__Description of the task__.
Transcribe the listing below word for word.

__Input records__.
+ + + + + + +
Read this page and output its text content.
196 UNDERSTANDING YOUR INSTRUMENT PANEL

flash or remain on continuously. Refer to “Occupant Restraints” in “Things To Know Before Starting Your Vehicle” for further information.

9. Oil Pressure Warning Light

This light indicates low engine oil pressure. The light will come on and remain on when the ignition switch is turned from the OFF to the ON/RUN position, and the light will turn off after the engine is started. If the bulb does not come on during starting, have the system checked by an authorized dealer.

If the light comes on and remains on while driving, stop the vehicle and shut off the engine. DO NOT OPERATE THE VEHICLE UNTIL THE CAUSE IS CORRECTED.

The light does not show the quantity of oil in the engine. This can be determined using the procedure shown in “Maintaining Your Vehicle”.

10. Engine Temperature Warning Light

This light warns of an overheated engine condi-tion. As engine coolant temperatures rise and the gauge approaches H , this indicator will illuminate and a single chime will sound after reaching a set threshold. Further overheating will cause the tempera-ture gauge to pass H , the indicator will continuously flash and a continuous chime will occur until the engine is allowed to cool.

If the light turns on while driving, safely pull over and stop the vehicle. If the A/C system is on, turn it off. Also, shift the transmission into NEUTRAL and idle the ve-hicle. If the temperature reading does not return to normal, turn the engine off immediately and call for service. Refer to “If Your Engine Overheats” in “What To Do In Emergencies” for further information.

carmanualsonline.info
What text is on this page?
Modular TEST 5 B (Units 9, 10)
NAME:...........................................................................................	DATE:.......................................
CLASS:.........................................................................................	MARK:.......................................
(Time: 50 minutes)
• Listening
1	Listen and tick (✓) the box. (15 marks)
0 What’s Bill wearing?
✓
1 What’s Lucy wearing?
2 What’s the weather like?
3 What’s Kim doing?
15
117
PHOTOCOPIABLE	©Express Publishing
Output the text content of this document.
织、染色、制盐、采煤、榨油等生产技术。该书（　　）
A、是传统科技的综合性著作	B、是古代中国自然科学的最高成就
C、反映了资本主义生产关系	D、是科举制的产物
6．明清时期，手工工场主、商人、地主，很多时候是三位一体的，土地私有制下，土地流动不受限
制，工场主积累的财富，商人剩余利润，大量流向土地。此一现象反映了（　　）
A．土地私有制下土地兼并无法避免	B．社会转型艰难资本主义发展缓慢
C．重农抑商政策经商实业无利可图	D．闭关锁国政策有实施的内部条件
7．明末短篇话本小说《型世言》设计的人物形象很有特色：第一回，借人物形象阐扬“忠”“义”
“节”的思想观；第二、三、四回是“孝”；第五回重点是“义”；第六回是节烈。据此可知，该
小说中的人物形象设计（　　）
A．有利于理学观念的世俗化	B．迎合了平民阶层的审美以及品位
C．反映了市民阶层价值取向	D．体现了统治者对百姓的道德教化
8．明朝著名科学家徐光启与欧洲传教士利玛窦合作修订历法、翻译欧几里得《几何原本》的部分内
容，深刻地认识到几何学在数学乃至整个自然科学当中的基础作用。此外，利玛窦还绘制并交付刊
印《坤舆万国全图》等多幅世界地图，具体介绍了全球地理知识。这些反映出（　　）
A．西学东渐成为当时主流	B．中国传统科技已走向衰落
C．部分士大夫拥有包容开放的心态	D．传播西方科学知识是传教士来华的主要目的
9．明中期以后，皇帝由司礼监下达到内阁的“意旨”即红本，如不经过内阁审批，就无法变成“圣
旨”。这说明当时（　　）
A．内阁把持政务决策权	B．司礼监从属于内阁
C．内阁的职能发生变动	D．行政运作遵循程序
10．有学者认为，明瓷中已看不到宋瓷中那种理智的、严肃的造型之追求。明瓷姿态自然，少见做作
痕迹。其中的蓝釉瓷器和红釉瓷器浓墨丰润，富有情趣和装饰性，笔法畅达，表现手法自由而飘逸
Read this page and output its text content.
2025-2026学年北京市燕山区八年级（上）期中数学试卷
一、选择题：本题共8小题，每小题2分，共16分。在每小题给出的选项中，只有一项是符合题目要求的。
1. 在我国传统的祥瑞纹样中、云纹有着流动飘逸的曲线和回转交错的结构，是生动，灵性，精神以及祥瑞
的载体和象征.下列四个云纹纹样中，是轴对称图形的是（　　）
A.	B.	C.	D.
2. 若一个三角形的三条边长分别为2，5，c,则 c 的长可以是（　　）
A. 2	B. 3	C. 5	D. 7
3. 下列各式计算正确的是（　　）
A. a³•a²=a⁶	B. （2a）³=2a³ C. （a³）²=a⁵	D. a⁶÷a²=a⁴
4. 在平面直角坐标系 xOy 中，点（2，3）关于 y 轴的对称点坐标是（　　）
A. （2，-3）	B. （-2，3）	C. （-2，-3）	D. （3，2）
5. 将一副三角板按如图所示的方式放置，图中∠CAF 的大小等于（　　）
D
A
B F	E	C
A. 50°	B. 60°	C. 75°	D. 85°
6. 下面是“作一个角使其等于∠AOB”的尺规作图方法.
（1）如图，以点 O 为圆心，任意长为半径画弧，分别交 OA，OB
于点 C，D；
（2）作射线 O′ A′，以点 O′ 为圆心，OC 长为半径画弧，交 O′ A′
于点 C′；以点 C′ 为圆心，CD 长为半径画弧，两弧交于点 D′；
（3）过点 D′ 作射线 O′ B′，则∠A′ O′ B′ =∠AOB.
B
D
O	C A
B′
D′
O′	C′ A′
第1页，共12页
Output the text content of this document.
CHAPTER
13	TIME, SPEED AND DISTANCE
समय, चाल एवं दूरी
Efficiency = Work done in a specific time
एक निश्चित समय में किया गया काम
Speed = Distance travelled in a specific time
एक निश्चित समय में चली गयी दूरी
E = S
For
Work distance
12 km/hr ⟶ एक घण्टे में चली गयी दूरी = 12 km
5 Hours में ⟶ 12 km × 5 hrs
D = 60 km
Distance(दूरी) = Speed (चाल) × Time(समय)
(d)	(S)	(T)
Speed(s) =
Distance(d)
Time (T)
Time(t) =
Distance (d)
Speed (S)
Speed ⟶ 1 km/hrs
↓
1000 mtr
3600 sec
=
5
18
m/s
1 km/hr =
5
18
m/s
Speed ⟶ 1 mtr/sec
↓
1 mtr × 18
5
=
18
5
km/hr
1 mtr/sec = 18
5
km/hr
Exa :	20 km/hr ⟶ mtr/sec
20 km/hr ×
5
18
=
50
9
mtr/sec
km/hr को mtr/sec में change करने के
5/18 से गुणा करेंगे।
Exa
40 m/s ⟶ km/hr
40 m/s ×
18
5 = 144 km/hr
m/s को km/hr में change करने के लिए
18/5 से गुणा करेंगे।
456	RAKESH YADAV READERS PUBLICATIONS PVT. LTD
+ + + + + + +
__Solved problem__.
Read this page and output its text content.
196 UNDERSTANDING YOUR INSTRUMENT PANEL

flash or remain on continuously. Refer to “Occupant Restraints” in “Things To Know Before Starting Your Vehicle” for further information.

9. Oil Pressure Warning Light

This light indicates low engine oil pressure. The light will come on and remain on when the ignition switch is turned from the OFF to the ON/RUN position, and the light will turn off after the engine is started. If the bulb does not come on during starting, have the system checked by an authorized dealer.

If the light comes on and remains on while driving, stop the vehicle and shut off the engine. DO NOT OPERATE THE VEHICLE UNTIL THE CAUSE IS CORRECTED.

The light does not show the quantity of oil in the engine. This can be determined using the procedure shown in “Maintaining Your Vehicle”.

10. Engine Temperature Warning Light

This light warns of an overheated engine condi-tion. As engine coolant temperatures rise and the gauge approaches H , this indicator will illuminate and a single chime will sound after reaching a set threshold. Further overheating will cause the tempera-ture gauge to pass H , the indicator will continuously flash and a continuous chime will occur until the engine is allowed to cool.

If the light turns on while driving, safely pull over and stop the vehicle. If the A/C system is on, turn it off. Also, shift the transmission into NEUTRAL and idle the ve-hicle. If the temperature reading does not return to normal, turn the engine off immediately and call for service. Refer to “If Your Engine Overheats” in “What To Do In Emergencies” for further information.

carmanualsonline.info
What text is on this page?
Modular TEST 5 B (Units 9, 10)
NAME:...........................................................................................	DATE:.......................................
CLASS:.........................................................................................	MARK:.......................................
(Time: 50 minutes)
• Listening
1	Listen and tick (✓) the box. (15 marks)
0 What’s Bill wearing?
✓
1 What’s Lucy wearing?
2 What’s the weather like?
3 What’s Kim doing?
15
117
PHOTOCOPIABLE	©Express Publishing
Output the text content of this document.
织、染色、制盐、采煤、榨油等生产技术。该书（　　）
A、是传统科技的综合性著作	B、是古代中国自然科学的最高成就
C、反映了资本主义生产关系	D、是科举制的产物
6．明清时期，手工工场主、商人、地主，很多时候是三位一体的，土地私有制下，土地流动不受限
制，工场主积累的财富，商人剩余利润，大量流向土地。此一现象反映了（　　）
A．土地私有制下土地兼并无法避免	B．社会转型艰难资本主义发展缓慢
C．重农抑商政策经商实业无利可图	D．闭关锁国政策有实施的内部条件
7．明末短篇话本小说《型世言》设计的人物形象很有特色：第一回，借人物形象阐扬“忠”“义”
“节”的思想观；第二、三、四回是“孝”；第五回重点是“义”；第六回是节烈。据此可知，该
小说中的人物形象设计（　　）
A．有利于理学观念的世俗化	B．迎合了平民阶层的审美以及品位
C．反映了市民阶层价值取向	D．体现了统治者对百姓的道德教化
8．明朝著名科学家徐光启与欧洲传教士利玛窦合作修订历法、翻译欧几里得《几何原本》的部分内
容，深刻地认识到几何学在数学乃至整个自然科学当中的基础作用。此外，利玛窦还绘制并交付刊
印《坤舆万国全图》等多幅世界地图，具体介绍了全球地理知识。这些反映出（　　）
A．西学东渐成为当时主流	B．中国传统科技已走向衰落
C．部分士大夫拥有包容开放的心态	D．传播西方科学知识是传教士来华的主要目的
9．明中期以后，皇帝由司礼监下达到内阁的“意旨”即红本，如不经过内阁审批，就无法变成“圣
旨”。这说明当时（　　）
A．内阁把持政务决策权	B．司礼监从属于内阁
C．内阁的职能发生变动	D．行政运作遵循程序
10．有学者认为，明瓷中已看不到宋瓷中那种理智的、严肃的造型之追求。明瓷姿态自然，少见做作
痕迹。其中的蓝釉瓷器和红釉瓷器浓墨丰润，富有情趣和装饰性，笔法畅达，表现手法自由而飘逸
Read this page and output its text content.
2025-2026学年北京市燕山区八年级（上）期中数学试卷
一、选择题：本题共8小题，每小题2分，共16分。在每小题给出的选项中，只有一项是符合题目要求的。
1. 在我国传统的祥瑞纹样中、云纹有着流动飘逸的曲线和回转交错的结构，是生动，灵性，精神以及祥瑞
的载体和象征.下列四个云纹纹样中，是轴对称图形的是（　　）
A.	B.	C.	D.
2. 若一个三角形的三条边长分别为2，5，c,则 c 的长可以是（　　）
A. 2	B. 3	C. 5	D. 7
3. 下列各式计算正确的是（　　）
A. a³•a²=a⁶	B. （2a）³=2a³ C. （a³）²=a⁵	D. a⁶÷a²=a⁴
4. 在平面直角坐标系 xOy 中，点（2，3）关于 y 轴的对称点坐标是（　　）
A. （2，-3）	B. （-2，3）	C. （-2，-3）	D. （3，2）
5. 将一副三角板按如图所示的方式放置，图中∠CAF 的大小等于（　　）
D
A
B F	E	C
A. 50°	B. 60°	C. 75°	D. 85°
6. 下面是“作一个角使其等于∠AOB”的尺规作图方法.
（1）如图，以点 O 为圆心，任意长为半径画弧，分别交 OA，OB
于点 C，D；
（2）作射线 O′ A′，以点 O′ 为圆心，OC 长为半径画弧，交 O′ A′
于点 C′；以点 C′ 为圆心，CD 长为半径画弧，两弧交于点 D′；
（3）过点 D′ 作射线 O′ B′，则∠A′ O′ B′ =∠AOB.
B
D
O	C A
B′
D′
O′	C′ A′
第1页，共12页
Output the text content of this document.
CHAPTER
13	TIME, SPEED AND DISTANCE
समय, चाल एवं दूरी
Efficiency = Work done in a specific time
एक निश्चित समय में किया गया काम
Speed = Distance travelled in a specific time
एक निश्चित समय में चली गयी दूरी
E = S
For
Work distance
12 km/hr ⟶ एक घण्टे में चली गयी दूरी = 12 km
5 Hours में ⟶ 12 km × 5 hrs
D = 60 km
Distance(दूरी) = Speed (चाल) × Time(समय)
(d)	(S)	(T)
Speed(s) =
Distance(d)
Time (T)
Time(t) =
Distance (d)
Speed (S)
Speed ⟶ 1 km/hrs
↓
1000 mtr
3600 sec
=
5
18
m/s
1 km/hr =
5
18
m/s
Speed ⟶ 1 mtr/sec
↓
1 mtr × 18
5
=
18
5
km/hr
1 mtr/sec = 18
5
km/hr
Exa :	20 km/hr ⟶ mtr/sec
20 km/hr ×
5
18
=
50
9
mtr/sec
km/hr को mtr/sec में change करने के
5/18 से गुणा करेंगे।
Exa
40 m/s ⟶ km/hr
40 m/s ×
18
5 = 144 km/hr
m/s को km/hr में change करने के लिए
18/5 से गुणा करेंगे।
456	RAKESH YADAV READERS PUBLICATIONS PVT. LTD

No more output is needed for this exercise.